**Activities:**
• a. According to the project announcement, roughly what fraction of the questions on erdosproblems.com are currently solved?
• b. Reproduce the passage of the project announcement starting at "The main feature" and ending at "for a match.".

**Document section:**
-=-=-=-=-
A crowdsourced project to link up erdosproblems.com to the OEIS

Thomas Bloom’s erdosproblems.com site hosts nearly a thousand questions that originated, or were communicated by, Paul Erdős, as well as the current status of these questions (about a third of which are currently solved). The site is now a couple years old, and has been steadily adding features, the most recent of which has been a discussion forum for each individual question. For instance, a discussion I had with Stijn Cambie and Vjeko Kovac on one of these problems recently led to it being solved (and even formalized in Lean!).

A significantly older site is the On-line Encyclopedia of Integer Sequences (OEIS), which records hundreds of thousands of integer sequences that have some mathematician has encountered at some point. It is a highly useful resource, enabling researchers to discover relevant literature for a given problem so long as they can calculate enough of some integer sequence that is “canonically” attached to that problem that they can search for it in the OEIS.

A large fraction of problems in the Erdos problem webpage involve (either explicitly or implicitly) some sort of integer sequence – typically the largest or smallest size {f(n)} of some {n}-dependent structure (such as a graph of {n} vertices, or a subset of {\{1,\dots,n\}}) that obeys a certain property. In some cases, the sequence is already in the OEIS, and is noted in the Erdos problem web page. But in a large number of cases, the sequence either has not yet been entered into the OEIS, or it does appear but has not yet been noted on the Erdos web page.

Thomas Bloom and I are therefore proposing a crowdsourced project to systematically compute the hundreds of sequences associated to the Erdos problems and cross-check them against the OEIS. We have created a github repository to coordinate this process; as a by-product, this repository will also be tracking other relevant statistics about the Erdos problem website, such as the current status of formalizing the statements of these problems in the Formal Conjectures Repository.

The main feature of our repository is a large table recording the current status of each Erdos problem. For instance, Erdos problem #3 is currently listed as open, and additionally has the status of linkage with the OEIS listed as “possible”. This means that there are one or more sequences attached to this problem which *might* already be in the OEIS, or would be suitable for submission to the OEIS. Specifically, if one reads the commentary for that problem, one finds mention of the functions {r_k(N)} for {k=3,4,\dots}, defined as the size of the largest subset of {\{1,\dots,N\}} without a {k}-term progression. It is likely that several of the sequences {r_3(N)}, {r_4(N)}, etc. are in the OEIS, but it is a matter of locating them, either by searching for key words, or by calculating the first few values of these sequences and then looking for a match.
-=-=-=-=-
(Document layout analysis data)
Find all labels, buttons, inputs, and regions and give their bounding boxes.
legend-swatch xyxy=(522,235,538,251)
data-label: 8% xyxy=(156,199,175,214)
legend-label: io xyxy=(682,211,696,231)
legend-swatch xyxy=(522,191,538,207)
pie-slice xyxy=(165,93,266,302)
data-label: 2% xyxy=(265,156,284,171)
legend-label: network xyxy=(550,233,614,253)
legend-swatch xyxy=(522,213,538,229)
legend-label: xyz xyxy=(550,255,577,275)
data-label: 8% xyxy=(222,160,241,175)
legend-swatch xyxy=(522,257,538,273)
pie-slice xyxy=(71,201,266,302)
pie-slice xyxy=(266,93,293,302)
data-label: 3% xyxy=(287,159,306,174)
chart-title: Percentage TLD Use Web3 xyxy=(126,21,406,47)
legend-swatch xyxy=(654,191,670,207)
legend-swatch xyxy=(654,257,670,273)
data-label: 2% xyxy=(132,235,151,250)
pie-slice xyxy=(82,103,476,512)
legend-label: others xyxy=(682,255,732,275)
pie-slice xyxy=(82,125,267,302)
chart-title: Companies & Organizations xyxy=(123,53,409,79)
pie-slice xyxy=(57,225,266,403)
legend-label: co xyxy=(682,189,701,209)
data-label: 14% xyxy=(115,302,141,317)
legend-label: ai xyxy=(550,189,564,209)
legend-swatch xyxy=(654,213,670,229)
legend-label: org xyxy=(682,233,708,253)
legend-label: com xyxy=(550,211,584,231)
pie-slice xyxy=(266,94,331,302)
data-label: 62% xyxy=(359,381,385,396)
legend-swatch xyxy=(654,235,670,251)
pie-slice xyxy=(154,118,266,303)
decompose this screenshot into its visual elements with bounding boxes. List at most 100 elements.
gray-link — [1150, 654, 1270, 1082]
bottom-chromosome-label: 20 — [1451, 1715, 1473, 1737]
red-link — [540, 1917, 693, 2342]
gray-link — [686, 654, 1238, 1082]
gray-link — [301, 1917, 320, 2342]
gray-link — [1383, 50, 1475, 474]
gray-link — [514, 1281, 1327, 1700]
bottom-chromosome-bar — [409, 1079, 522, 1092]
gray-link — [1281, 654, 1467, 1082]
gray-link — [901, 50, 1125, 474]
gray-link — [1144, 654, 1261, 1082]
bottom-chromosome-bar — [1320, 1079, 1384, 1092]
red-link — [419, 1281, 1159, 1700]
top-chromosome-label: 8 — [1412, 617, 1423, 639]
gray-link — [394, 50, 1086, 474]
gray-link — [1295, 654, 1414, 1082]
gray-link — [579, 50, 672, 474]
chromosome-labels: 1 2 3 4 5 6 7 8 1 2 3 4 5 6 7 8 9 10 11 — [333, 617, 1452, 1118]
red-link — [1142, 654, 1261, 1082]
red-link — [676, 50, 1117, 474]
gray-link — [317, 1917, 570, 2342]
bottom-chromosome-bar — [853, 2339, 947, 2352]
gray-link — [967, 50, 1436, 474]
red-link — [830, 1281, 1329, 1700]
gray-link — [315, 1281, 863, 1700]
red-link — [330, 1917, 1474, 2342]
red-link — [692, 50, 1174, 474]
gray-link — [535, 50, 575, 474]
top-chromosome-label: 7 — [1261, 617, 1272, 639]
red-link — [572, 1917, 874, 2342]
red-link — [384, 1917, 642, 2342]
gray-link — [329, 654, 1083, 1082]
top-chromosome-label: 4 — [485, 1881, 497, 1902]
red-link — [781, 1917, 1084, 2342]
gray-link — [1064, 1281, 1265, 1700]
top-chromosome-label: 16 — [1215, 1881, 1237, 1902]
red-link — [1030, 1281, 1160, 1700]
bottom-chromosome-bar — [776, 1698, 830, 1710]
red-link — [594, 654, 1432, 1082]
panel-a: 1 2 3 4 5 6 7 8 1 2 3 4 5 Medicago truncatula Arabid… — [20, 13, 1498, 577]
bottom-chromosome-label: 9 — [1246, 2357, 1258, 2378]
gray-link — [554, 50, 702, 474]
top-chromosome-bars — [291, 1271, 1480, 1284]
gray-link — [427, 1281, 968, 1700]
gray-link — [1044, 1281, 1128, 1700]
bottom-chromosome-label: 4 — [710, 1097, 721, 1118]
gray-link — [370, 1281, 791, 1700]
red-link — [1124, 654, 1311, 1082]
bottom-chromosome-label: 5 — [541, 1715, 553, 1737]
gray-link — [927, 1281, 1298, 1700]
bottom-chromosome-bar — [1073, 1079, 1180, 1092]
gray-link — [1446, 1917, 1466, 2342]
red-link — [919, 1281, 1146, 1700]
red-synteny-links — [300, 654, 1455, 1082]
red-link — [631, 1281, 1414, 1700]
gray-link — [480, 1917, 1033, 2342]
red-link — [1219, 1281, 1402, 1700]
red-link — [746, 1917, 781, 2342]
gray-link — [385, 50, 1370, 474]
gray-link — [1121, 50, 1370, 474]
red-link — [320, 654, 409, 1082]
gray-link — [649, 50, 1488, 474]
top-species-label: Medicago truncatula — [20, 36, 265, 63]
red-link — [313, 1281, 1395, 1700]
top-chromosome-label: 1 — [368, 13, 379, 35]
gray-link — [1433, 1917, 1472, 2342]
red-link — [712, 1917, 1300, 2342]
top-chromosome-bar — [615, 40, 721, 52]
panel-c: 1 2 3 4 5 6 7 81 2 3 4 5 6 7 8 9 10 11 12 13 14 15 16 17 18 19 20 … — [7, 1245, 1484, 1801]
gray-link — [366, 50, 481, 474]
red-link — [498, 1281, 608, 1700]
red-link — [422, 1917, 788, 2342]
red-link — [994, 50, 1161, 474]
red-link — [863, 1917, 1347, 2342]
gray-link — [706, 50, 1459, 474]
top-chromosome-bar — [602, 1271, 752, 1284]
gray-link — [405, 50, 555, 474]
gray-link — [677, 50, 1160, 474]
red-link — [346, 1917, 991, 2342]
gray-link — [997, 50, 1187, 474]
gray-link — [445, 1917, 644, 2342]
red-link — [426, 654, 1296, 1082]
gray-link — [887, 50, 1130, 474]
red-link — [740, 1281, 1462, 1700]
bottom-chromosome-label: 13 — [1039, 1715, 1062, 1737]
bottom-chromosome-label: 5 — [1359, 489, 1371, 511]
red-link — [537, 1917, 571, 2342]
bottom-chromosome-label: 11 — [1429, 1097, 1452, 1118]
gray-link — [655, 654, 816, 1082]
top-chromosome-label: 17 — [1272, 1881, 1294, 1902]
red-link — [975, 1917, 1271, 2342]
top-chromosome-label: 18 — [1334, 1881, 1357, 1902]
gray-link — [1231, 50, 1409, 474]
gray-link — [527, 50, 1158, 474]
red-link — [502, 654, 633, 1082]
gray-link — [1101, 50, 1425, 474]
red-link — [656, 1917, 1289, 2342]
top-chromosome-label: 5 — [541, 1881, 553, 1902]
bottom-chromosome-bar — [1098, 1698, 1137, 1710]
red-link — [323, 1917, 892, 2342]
-=-=-=-=-
**Task solutions:**
• a. About a third of them.

• b.
The main feature of our repository is a large table recording the current status of each Erdos problem. For instance, Erdos problem #3 is currently listed as open, and additionally has the status of linkage with the OEIS listed as “possible”. This means that there are one or more sequences attached to this problem which *might* already be in the OEIS, or would be suitable for submission to the OEIS. Specifically, if one reads the commentary for that problem, one finds mention of the functions {r_k(N)} for {k=3,4,\dots}, defined as the size of the largest subset of {\{1,\dots,N\}} without a {k}-term progression. It is likely that several of the sequences {r_3(N)}, {r_4(N)}, etc. are in the OEIS, but it is a matter of locating them, either by searching for key words, or by calculating the first few values of these sequences and then looking for a match.